PASSAGE >>

::::::

# Steam Trawlers



## Bobimp (Dec 10, 2007)

I served on several trawlers right at the end of the industry, early 50`s. I worked out of Cardiff initially for Neale & West who finished in 1954. I also sailed out of Swansea during this period for Consolidated Fisheries operating from the South dock. Tenby Castle, Beaumaris Castle and Green Howard are names that come to mind. I would like to find out what happened to these vessels, scrapped I supose as so many were. I have a pic. of another of my ex vessels, the Sasebo, on her way to the breakers in Briton Ferry when she went aground en route. Any information on any of the Cardiff trawlers would be of interest, as you will know they were all named from a Japanese connection in the 20`s 0r 30`s.
My mistake! faulty memory, it was the Tenby Castle not the Sasebo!


----------



## gkh151 (Mar 23, 2008)

Hi Bobimp,

Found this about GreenHoward hope it is of help.

http://web.ukonline.co.uk/rayricho/1927.htm

Cheers

Graham


----------



## Bobimp (Dec 10, 2007)

Many thanks. I did several trips aboard in about 1952/3. So many trawlers were built in the 20`s it`s not surprizing that most were scrapped by getting a bit long in the tooth by the 50`s. It didn`t help that the fishing industry was being slowly beaten to death by sucessive governments!


gkh151 said:


> Hi Bobimp,
> 
> Found this about GreenHoward hope it is of help.
> 
> ...


----------



## Nick Balls (Apr 5, 2008)

You probably know that the Steam drifter 'Lydia Eva' is now fully restored and steaming (Based at Great Yarmouth) A great little vessel to visit! http://www.lydiaeva.org.uk/


----------



## tsell (Apr 29, 2008)

Bobimp, you have just solved an almost lifelong mystery for me!
Just before my 15th birthday in 1949, I tried to stow away on a Neale & West trawler at Cardiff. I was soon found out and quickly dumped back on the dock before sailing, with a stern warning not to come back for a couple of years.

::::::

ENTRIES SUPPLIED >>
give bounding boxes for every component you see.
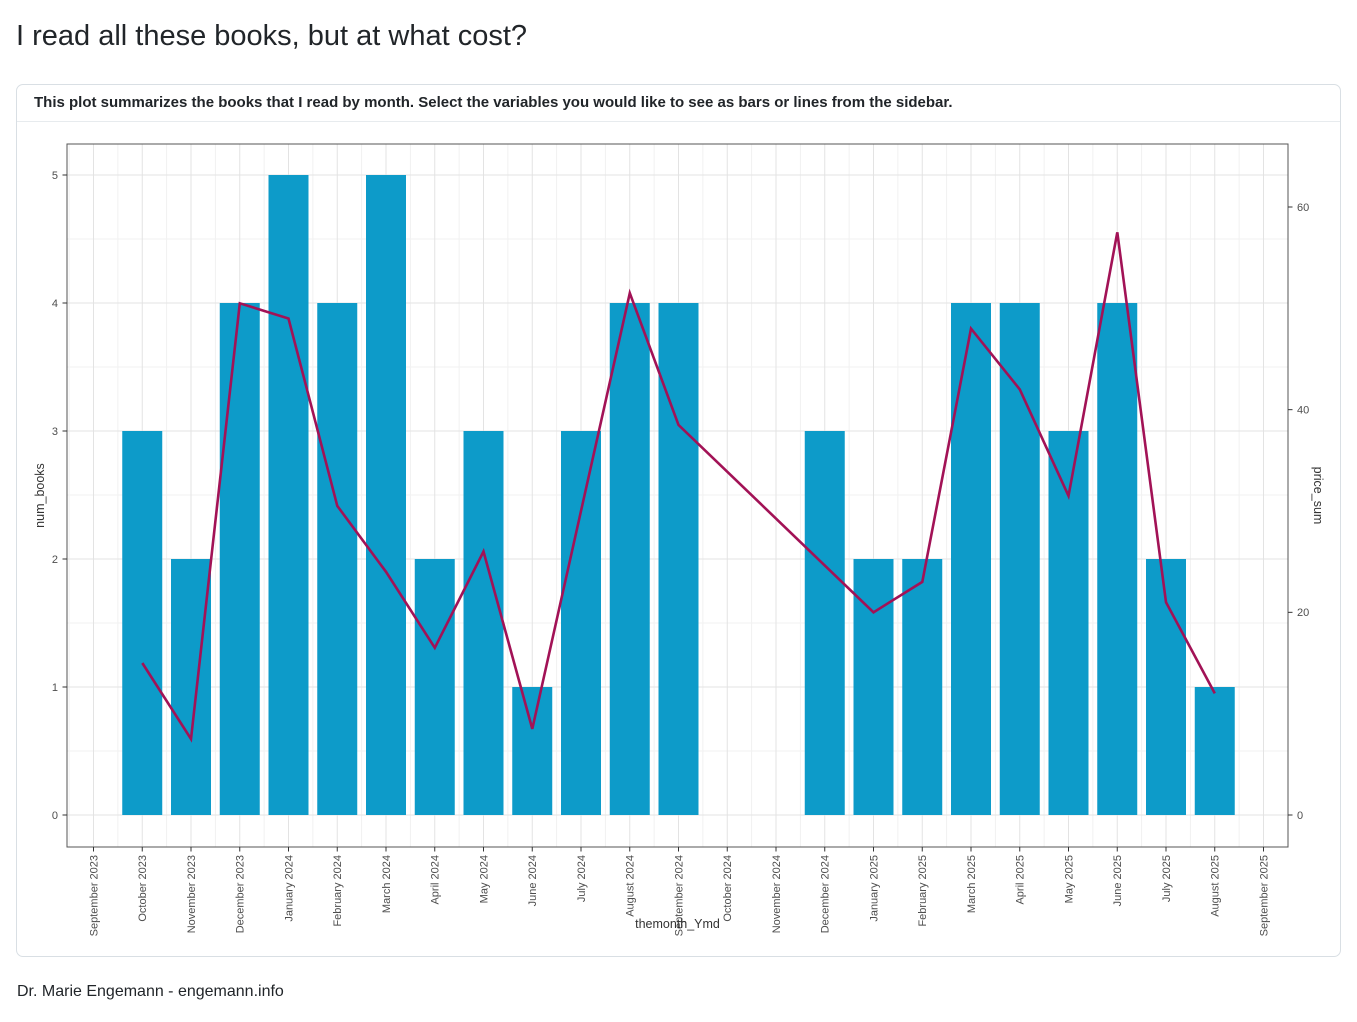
y-right-tick-label: 20 bbox=[1297, 607, 1309, 619]
x-tick-label: September 2023 bbox=[88, 855, 100, 936]
bar-march-2024 bbox=[366, 175, 406, 816]
bar-may-2024 bbox=[463, 431, 504, 816]
y-right-axis-title: price_sum bbox=[1311, 467, 1325, 525]
bar-june-2024 bbox=[512, 687, 553, 816]
axis-ticks bbox=[62, 174, 1293, 852]
x-tick-label: November 2024 bbox=[771, 855, 783, 933]
x-tick-label: April 2025 bbox=[1015, 855, 1027, 905]
y-left-tick-label: 5 bbox=[52, 170, 58, 182]
plot-card: This plot summarizes the books that I re… bbox=[16, 84, 1341, 958]
x-tick-label: December 2023 bbox=[235, 855, 247, 933]
x-tick-label: July 2024 bbox=[576, 855, 588, 902]
x-tick-label: June 2024 bbox=[527, 855, 539, 906]
x-tick-label: May 2025 bbox=[1063, 855, 1075, 903]
panel-border bbox=[66, 143, 1289, 848]
page: I read all these books, but at what cost… bbox=[0, 18, 1357, 1001]
bar-march-2025 bbox=[951, 303, 991, 816]
bar-january-2025 bbox=[853, 559, 894, 816]
x-tick-label: September 2025 bbox=[1258, 855, 1270, 936]
x-tick-label: November 2023 bbox=[186, 855, 198, 933]
x-tick-label: March 2025 bbox=[966, 855, 978, 913]
bar-may-2025 bbox=[1048, 431, 1089, 816]
bars bbox=[122, 175, 1235, 816]
bar-october-2023 bbox=[122, 431, 163, 816]
bar-february-2025 bbox=[902, 559, 943, 816]
x-tick-label: July 2025 bbox=[1161, 855, 1173, 902]
x-tick-label: April 2024 bbox=[430, 855, 442, 905]
x-tick-label: September 2024 bbox=[673, 855, 685, 936]
bar-december-2023 bbox=[219, 303, 260, 816]
y-left-tick-label: 2 bbox=[52, 554, 58, 566]
x-tick-label: August 2025 bbox=[1210, 855, 1222, 917]
bar-february-2024 bbox=[317, 303, 358, 816]
plot-description: This plot summarizes the books that I re… bbox=[17, 85, 1340, 123]
y-right-tick-label: 0 bbox=[1297, 810, 1303, 822]
x-tick-label: October 2023 bbox=[137, 855, 149, 922]
y-left-tick-label: 4 bbox=[52, 298, 58, 310]
x-tick-label: August 2024 bbox=[625, 855, 637, 917]
x-tick-label: June 2025 bbox=[1112, 855, 1124, 906]
x-tick-label: March 2024 bbox=[381, 855, 393, 913]
x-tick-label: May 2024 bbox=[478, 855, 490, 903]
bar-january-2024 bbox=[268, 175, 309, 816]
books-chart: 0 1 2 3 4 5 0 20 40 60 September 2023 October 2023 N… bbox=[17, 122, 1340, 956]
books-price-plot: 0 1 2 3 4 5 0 20 40 60 September 2023 October 2023 N… bbox=[33, 143, 1325, 937]
x-tick-label: February 2025 bbox=[917, 855, 929, 927]
y-left-tick-label: 3 bbox=[52, 426, 58, 438]
bar-july-2024 bbox=[561, 431, 601, 816]
y-right-tick-label: 40 bbox=[1297, 405, 1309, 417]
axis-labels: 0 1 2 3 4 5 0 20 40 60 September 2023 October 2023 N… bbox=[33, 170, 1325, 937]
y-left-tick-label: 1 bbox=[52, 682, 58, 694]
page-title: I read all these books, but at what cost… bbox=[16, 20, 528, 52]
bar-august-2024 bbox=[609, 303, 650, 816]
y-left-axis-title: num_books bbox=[33, 463, 47, 528]
bar-december-2024 bbox=[804, 431, 845, 816]
bar-april-2024 bbox=[414, 559, 455, 816]
y-right-tick-label: 60 bbox=[1297, 202, 1309, 214]
x-tick-label: January 2025 bbox=[868, 855, 880, 922]
x-axis-title: themonth_Ymd bbox=[635, 917, 720, 931]
bar-september-2024 bbox=[658, 303, 699, 816]
footer-credit: Dr. Marie Engemann - engemann.info bbox=[17, 983, 284, 1001]
x-tick-label: October 2024 bbox=[722, 855, 734, 922]
x-tick-label: February 2024 bbox=[332, 855, 344, 927]
bar-april-2025 bbox=[999, 303, 1040, 816]
x-tick-label: January 2024 bbox=[283, 855, 295, 922]
bar-november-2023 bbox=[171, 559, 211, 816]
price-line bbox=[141, 232, 1216, 744]
x-tick-label: December 2024 bbox=[820, 855, 832, 933]
bar-june-2025 bbox=[1097, 303, 1138, 816]
y-left-tick-label: 0 bbox=[52, 810, 58, 822]
bar-august-2025 bbox=[1194, 687, 1235, 816]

::::::

PROBLEM >> Revise everything in the steam trawlers thread from "You probably know" down to "couple of years.", swapping "stern warning" for "firm warning". Please work only from the steam trawlers thread.

RESULT >>
You probably know that the Steam drifter 'Lydia Eva' is now fully restored and steaming (Based at Great Yarmouth) A great little vessel to visit! http://www.lydiaeva.org.uk/


----------



## tsell (Apr 29, 2008)

Bobimp, you have just solved an almost lifelong mystery for me!
Just before my 15th birthday in 1949, I tried to stow away on a Neale & West trawler at Cardiff. I was soon found out and quickly dumped back on the dock before sailing, with a firm warning not to come back for a couple of years.